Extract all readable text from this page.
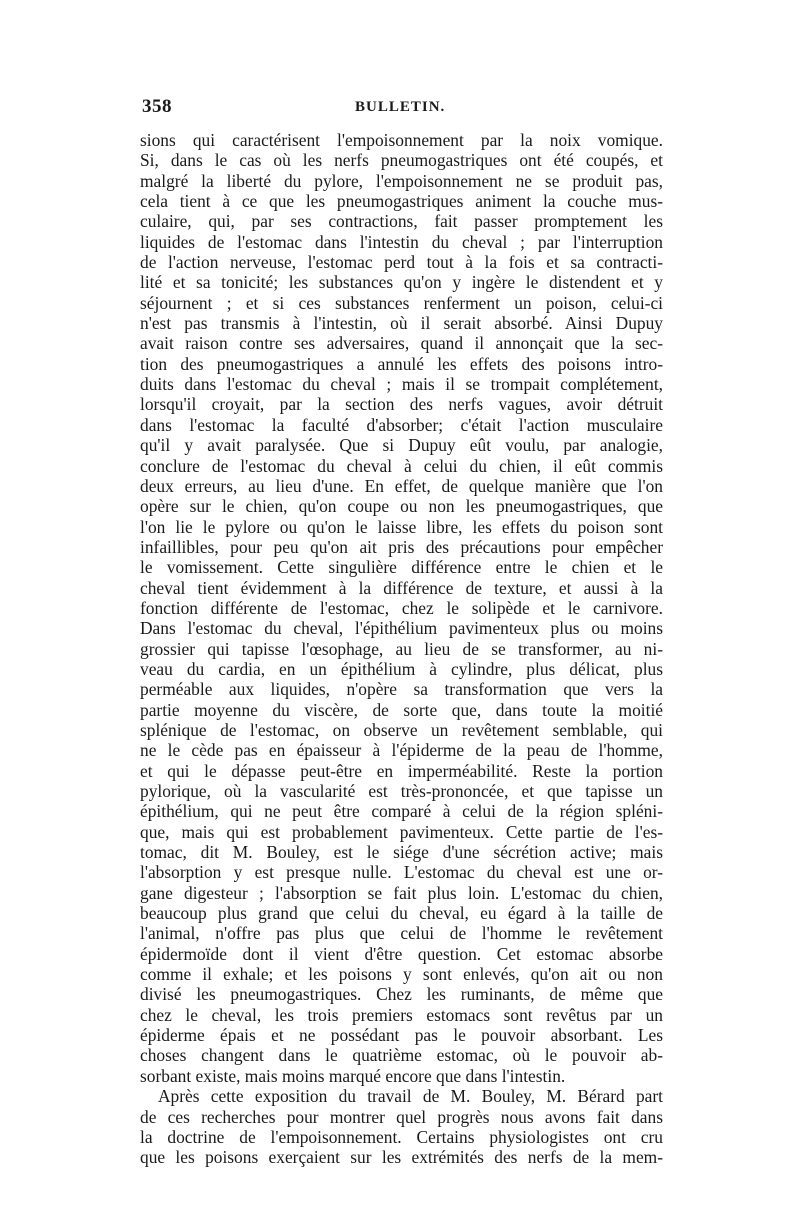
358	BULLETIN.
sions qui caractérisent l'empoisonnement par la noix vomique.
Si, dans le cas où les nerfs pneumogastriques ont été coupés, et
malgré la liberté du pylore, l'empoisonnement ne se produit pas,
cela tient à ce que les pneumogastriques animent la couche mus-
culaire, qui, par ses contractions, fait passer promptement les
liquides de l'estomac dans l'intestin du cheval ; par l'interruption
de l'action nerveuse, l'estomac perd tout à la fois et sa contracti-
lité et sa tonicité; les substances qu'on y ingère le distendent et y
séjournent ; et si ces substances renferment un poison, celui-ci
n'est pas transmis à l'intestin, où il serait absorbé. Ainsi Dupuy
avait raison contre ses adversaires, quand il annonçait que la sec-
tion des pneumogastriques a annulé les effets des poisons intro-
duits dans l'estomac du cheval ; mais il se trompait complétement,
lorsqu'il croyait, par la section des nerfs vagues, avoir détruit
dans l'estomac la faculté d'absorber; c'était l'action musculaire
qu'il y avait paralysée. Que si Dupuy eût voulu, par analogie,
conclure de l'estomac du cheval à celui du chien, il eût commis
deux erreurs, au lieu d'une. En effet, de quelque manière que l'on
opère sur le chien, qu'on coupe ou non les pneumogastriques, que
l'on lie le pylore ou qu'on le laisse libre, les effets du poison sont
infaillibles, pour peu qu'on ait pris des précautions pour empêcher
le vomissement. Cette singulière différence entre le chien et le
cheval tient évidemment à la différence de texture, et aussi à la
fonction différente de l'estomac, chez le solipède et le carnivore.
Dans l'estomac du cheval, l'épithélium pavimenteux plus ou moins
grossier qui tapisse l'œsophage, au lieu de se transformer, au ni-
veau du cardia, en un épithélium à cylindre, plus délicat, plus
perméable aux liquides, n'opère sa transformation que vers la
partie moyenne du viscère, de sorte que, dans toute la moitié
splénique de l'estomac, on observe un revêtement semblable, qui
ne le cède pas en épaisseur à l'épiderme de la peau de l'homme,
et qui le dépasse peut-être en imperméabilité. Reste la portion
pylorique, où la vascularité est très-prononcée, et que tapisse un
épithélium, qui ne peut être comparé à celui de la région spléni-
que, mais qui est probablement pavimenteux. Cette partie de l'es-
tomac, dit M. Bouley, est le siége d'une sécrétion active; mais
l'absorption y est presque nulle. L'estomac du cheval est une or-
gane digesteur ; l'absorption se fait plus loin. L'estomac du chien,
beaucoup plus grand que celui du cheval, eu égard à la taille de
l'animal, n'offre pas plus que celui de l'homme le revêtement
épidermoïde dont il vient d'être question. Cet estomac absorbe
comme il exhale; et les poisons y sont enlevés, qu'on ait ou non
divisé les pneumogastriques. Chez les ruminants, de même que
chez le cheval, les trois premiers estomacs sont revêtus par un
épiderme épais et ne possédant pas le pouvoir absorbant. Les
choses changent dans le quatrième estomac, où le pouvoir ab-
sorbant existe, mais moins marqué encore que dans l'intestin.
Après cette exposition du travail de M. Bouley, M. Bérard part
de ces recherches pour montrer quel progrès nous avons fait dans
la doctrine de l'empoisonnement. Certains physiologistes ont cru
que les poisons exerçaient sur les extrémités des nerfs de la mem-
※ ※ ※
What this task involves
Write only the number of lines in the records that include the word "tient".

The response
2